### Written request
Return each line of the records holding the string "this".

[start]

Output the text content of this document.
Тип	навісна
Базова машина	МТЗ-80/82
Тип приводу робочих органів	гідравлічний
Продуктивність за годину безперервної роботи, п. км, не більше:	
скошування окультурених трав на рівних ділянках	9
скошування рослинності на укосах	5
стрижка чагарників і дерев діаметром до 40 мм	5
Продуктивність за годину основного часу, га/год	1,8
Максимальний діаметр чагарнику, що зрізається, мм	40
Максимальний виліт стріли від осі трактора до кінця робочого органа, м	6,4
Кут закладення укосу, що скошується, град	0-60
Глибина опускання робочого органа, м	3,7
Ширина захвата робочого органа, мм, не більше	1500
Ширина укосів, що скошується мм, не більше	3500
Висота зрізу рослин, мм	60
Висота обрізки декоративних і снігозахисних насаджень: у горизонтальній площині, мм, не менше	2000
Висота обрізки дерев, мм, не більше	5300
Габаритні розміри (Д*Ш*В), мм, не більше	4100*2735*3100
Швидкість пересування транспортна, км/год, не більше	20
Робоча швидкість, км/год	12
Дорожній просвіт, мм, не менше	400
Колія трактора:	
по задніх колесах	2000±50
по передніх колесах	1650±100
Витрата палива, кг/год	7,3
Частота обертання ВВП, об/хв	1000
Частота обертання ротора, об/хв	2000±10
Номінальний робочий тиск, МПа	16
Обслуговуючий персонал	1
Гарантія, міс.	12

[end]
[start]

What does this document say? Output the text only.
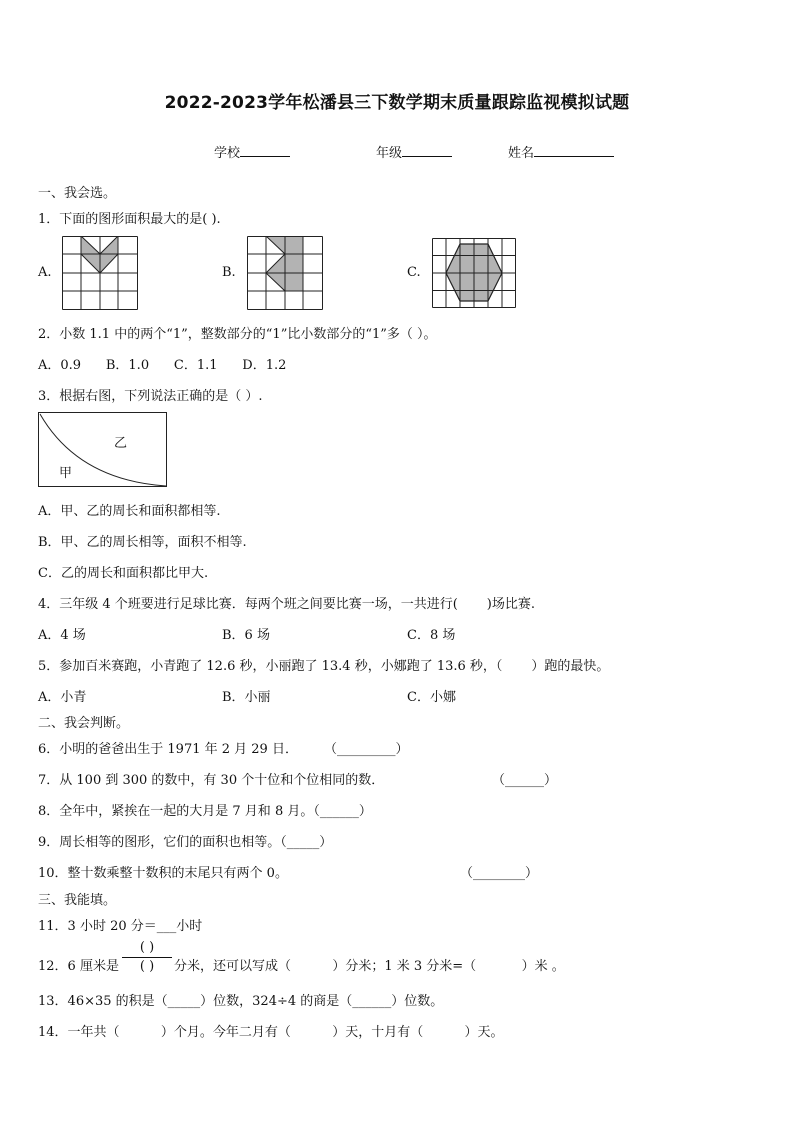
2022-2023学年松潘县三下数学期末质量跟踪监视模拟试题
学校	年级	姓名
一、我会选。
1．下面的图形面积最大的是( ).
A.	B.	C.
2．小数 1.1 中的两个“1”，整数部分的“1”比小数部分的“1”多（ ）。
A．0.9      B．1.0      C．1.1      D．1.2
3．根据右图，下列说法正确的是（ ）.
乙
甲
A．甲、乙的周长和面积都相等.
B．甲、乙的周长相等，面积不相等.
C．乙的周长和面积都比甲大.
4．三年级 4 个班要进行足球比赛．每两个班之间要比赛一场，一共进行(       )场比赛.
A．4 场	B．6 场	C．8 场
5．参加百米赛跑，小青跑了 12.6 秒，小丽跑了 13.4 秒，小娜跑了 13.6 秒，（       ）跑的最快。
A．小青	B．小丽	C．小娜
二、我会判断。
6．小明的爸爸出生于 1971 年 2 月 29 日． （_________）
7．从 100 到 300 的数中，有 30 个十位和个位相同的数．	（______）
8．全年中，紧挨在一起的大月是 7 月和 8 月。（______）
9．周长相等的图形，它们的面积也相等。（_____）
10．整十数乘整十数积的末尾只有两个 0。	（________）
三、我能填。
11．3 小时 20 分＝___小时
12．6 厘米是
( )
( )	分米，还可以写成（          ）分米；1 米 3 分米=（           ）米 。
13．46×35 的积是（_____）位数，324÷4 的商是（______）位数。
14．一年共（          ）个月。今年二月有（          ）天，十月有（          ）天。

[end]
[start]

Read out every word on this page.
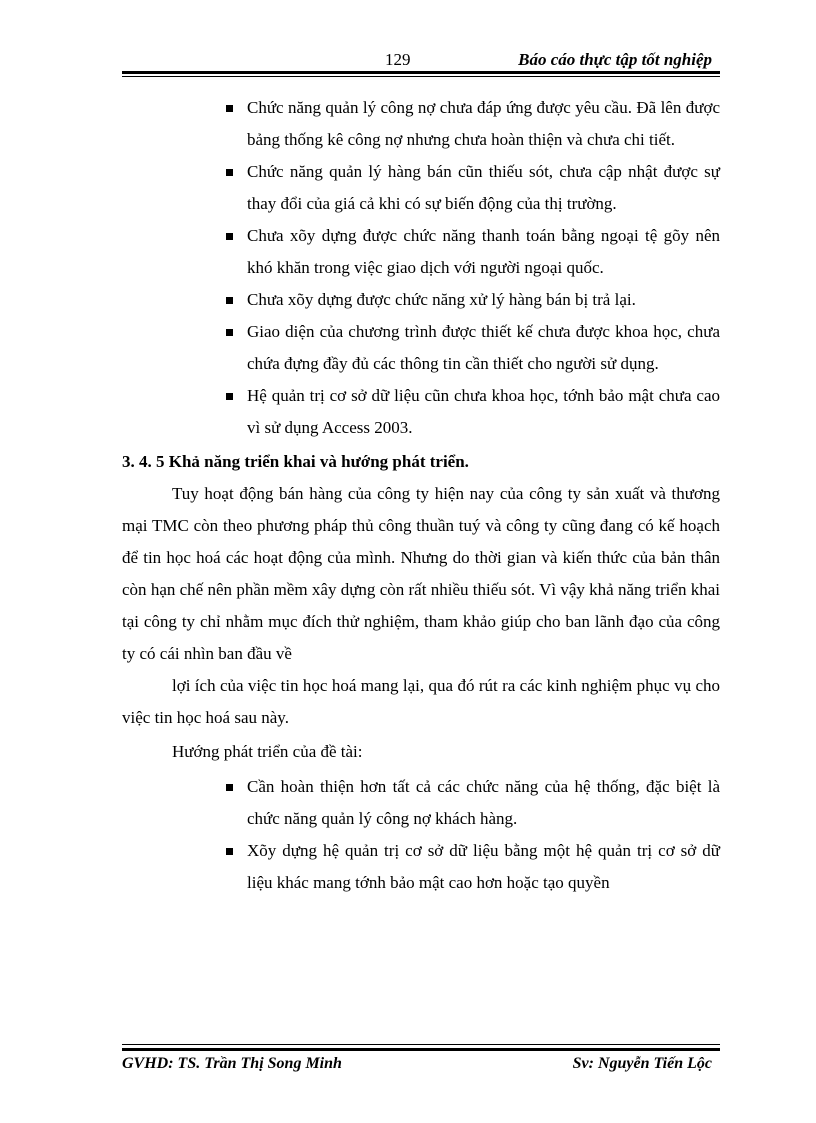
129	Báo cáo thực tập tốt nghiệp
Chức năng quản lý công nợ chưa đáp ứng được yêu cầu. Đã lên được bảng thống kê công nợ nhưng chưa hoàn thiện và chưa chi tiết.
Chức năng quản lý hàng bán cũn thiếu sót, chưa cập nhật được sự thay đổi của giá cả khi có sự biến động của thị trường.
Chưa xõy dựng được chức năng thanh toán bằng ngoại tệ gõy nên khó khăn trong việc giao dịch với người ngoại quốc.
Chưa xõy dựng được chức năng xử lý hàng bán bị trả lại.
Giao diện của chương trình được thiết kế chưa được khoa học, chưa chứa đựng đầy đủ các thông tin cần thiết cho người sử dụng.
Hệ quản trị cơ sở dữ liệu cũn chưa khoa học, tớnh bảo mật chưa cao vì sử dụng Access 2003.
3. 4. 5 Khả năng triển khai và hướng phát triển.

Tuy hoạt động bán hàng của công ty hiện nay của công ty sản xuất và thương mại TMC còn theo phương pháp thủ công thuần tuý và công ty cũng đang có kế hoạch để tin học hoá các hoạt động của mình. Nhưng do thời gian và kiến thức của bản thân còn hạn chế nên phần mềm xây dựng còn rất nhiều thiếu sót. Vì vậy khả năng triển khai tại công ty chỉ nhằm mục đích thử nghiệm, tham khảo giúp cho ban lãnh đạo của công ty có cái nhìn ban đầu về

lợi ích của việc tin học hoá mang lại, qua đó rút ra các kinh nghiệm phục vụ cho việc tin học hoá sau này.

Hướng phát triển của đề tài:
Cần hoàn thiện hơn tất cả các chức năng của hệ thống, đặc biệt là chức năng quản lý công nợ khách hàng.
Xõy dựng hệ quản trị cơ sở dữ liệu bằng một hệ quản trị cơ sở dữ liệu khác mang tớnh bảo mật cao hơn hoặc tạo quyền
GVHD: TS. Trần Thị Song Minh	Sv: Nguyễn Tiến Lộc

[end]

### Task result
Output the text content of this document.
What does this document say? Output the text only.
Read out every word on this page.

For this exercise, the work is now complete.